Material for this task:
————————
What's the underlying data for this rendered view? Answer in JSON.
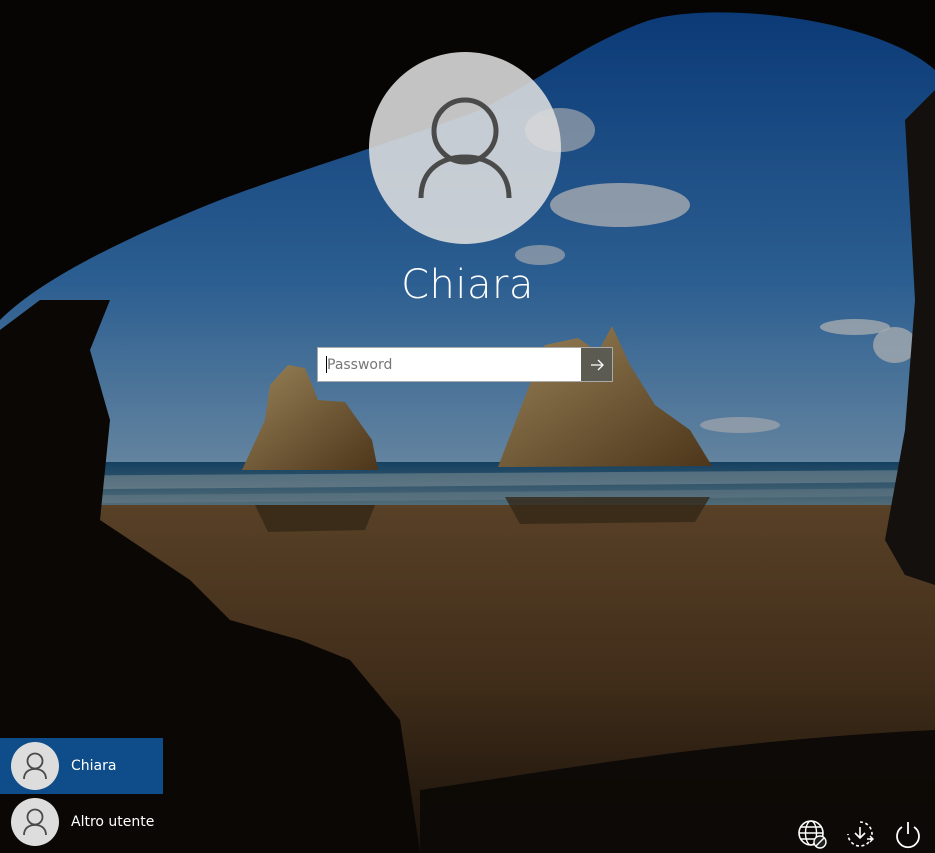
{
  "user": {
    "name": "Chiara"
  },
  "password": {
    "placeholder": "Password",
    "value": ""
  },
  "user_list": [
    {
      "name": "Chiara",
      "selected": true
    },
    {
      "name": "Altro utente",
      "selected": false
    }
  ],
  "corner_icons": [
    "network-icon",
    "ease-of-access-icon",
    "power-icon"
  ],
  "colors": {
    "selected_tile": "#0e4d8a",
    "submit_button": "#5b5b52"
  }
}
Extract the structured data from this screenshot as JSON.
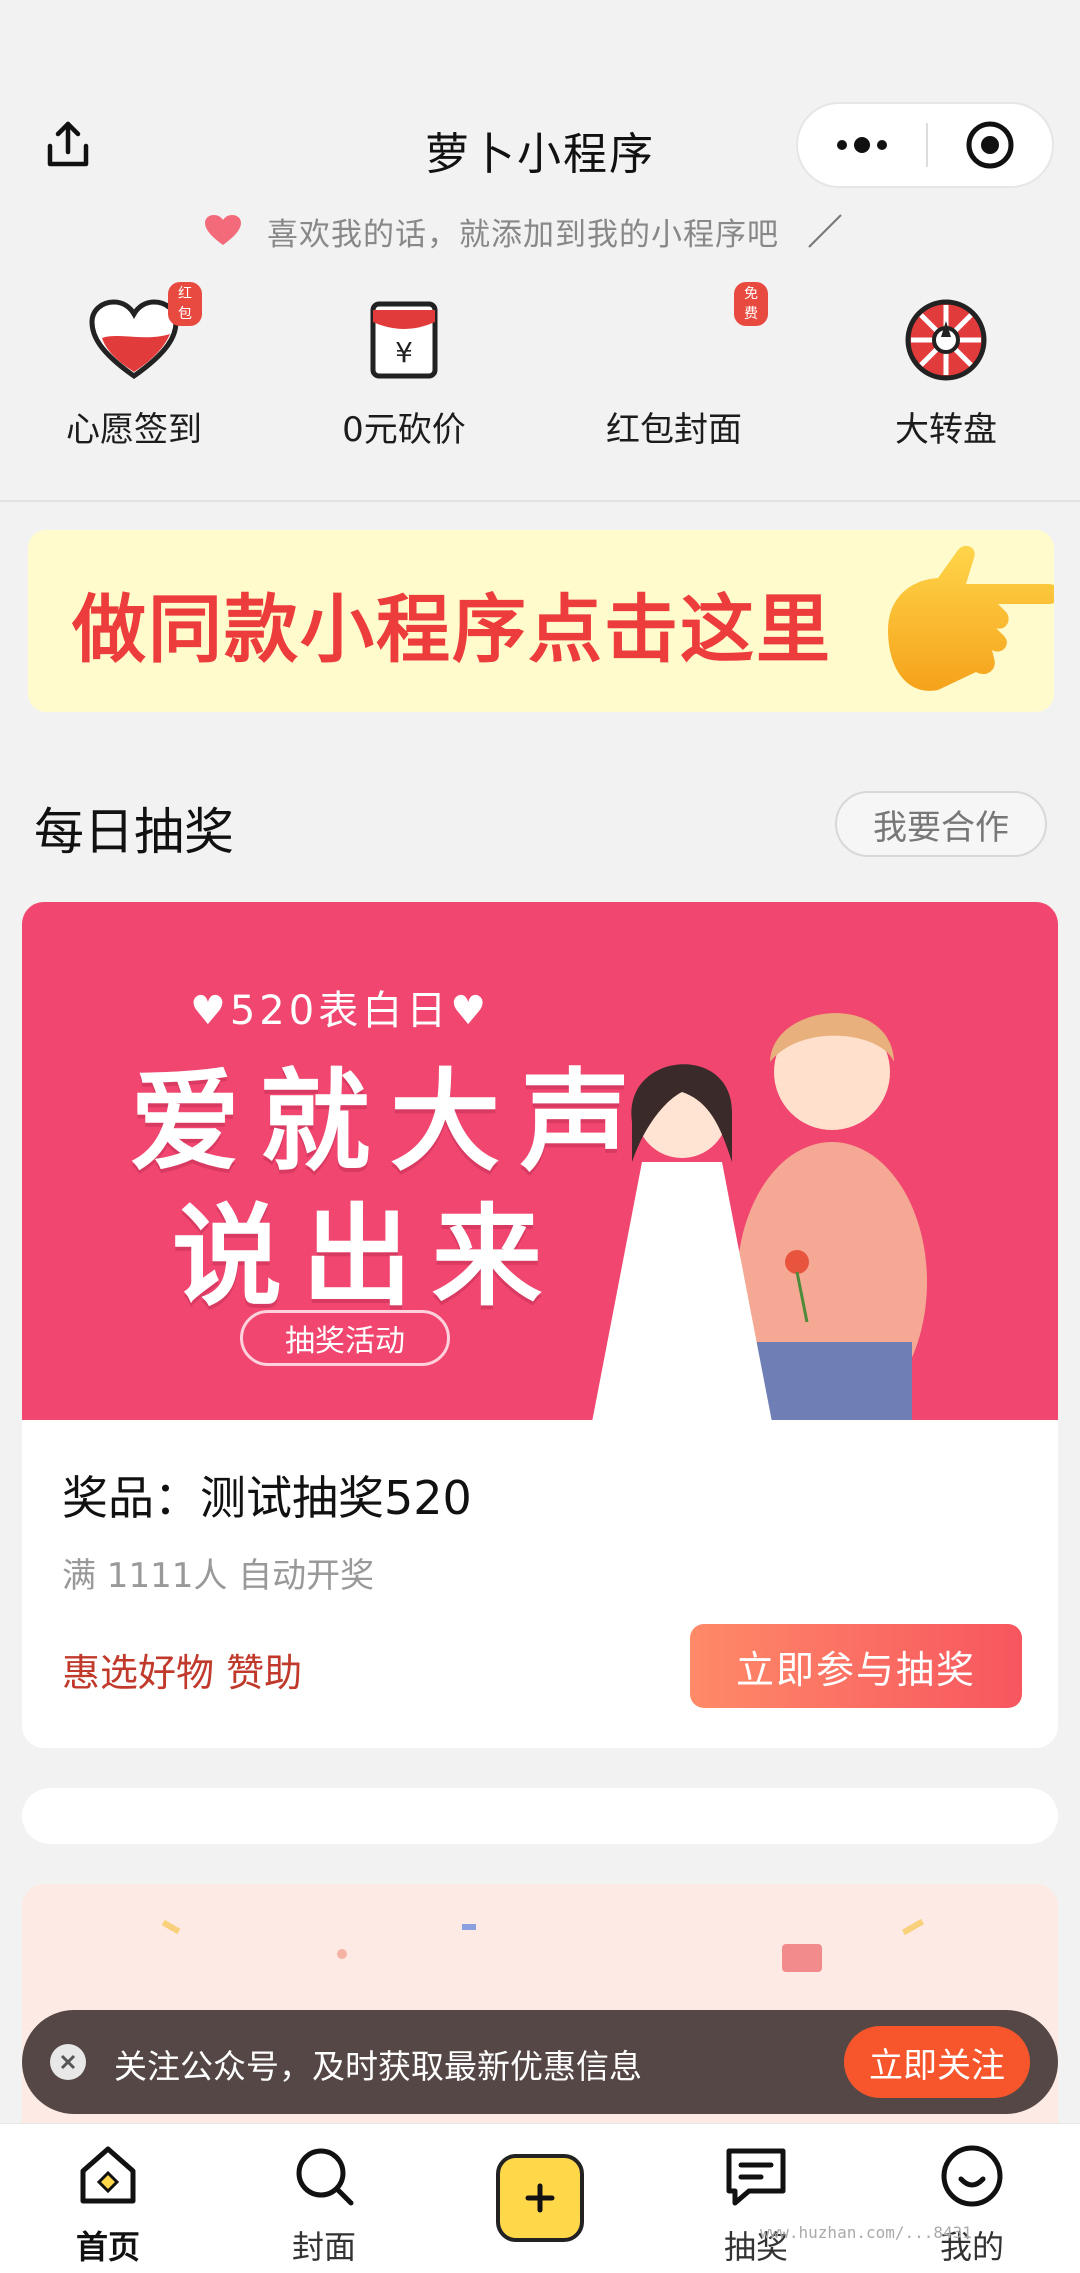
————————
Challenge: All of the records need repeating exactly, except for the pictures.

Written answer:
What's the underlying data for this rendered view? Answer in JSON.
{
  "user": {
    "name": "Chiara"
  },
  "password": {
    "placeholder": "Password",
    "value": ""
  },
  "user_list": [
    {
      "name": "Chiara",
      "selected": true
    },
    {
      "name": "Altro utente",
      "selected": false
    }
  ],
  "corner_icons": [
    "network-icon",
    "ease-of-access-icon",
    "power-icon"
  ],
  "colors": {
    "selected_tile": "#0e4d8a",
    "submit_button": "#5b5b52"
  }
}
Extract the structured data from this screenshot as JSON.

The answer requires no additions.